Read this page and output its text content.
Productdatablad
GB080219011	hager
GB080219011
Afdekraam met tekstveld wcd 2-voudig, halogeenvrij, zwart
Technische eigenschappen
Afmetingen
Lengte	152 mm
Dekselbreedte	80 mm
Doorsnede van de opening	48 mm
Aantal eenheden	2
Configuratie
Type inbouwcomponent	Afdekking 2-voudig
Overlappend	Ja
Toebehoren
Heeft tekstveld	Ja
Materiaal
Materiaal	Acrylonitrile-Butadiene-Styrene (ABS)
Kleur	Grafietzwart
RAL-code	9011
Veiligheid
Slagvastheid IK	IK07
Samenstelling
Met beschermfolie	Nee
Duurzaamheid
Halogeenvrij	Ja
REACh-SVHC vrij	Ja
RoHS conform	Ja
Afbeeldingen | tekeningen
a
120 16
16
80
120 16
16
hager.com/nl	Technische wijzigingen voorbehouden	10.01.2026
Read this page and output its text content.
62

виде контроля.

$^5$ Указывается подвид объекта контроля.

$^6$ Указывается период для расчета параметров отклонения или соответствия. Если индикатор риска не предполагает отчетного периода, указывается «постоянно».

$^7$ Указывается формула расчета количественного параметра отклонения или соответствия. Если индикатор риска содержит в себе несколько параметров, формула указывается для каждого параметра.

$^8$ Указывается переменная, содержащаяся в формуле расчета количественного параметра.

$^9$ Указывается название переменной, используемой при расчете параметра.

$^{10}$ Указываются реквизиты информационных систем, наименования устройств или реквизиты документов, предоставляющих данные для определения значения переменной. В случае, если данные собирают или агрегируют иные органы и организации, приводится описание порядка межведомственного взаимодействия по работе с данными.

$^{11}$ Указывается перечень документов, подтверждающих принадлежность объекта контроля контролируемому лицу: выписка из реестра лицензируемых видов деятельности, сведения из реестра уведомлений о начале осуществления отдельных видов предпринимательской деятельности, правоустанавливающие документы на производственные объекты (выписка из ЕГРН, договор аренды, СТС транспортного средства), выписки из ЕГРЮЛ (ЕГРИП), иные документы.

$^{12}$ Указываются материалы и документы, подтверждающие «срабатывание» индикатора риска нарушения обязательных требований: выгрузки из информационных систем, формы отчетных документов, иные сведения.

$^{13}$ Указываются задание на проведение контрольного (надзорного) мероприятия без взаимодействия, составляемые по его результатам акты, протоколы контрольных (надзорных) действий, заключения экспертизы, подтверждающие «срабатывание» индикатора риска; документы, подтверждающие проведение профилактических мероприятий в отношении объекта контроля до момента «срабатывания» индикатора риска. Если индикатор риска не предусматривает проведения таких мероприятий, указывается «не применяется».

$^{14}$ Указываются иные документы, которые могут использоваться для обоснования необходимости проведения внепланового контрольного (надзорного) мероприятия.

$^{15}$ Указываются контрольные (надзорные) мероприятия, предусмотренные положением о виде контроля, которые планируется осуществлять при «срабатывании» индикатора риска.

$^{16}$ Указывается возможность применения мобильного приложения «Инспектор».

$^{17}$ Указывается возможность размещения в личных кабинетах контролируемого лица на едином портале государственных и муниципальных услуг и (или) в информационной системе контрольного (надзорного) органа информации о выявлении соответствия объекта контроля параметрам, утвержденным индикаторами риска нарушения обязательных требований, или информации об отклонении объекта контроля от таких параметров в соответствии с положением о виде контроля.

******

What is expected = From the material above, copy each line that includes the word "количественного".

Finished answer =
$^7$ Указывается формула расчета количественного параметра отклонения или соответствия. Если индикатор риска содержит в себе несколько параметров, формула указывается для каждого параметра.
$^8$ Указывается переменная, содержащаяся в формуле расчета количественного параметра.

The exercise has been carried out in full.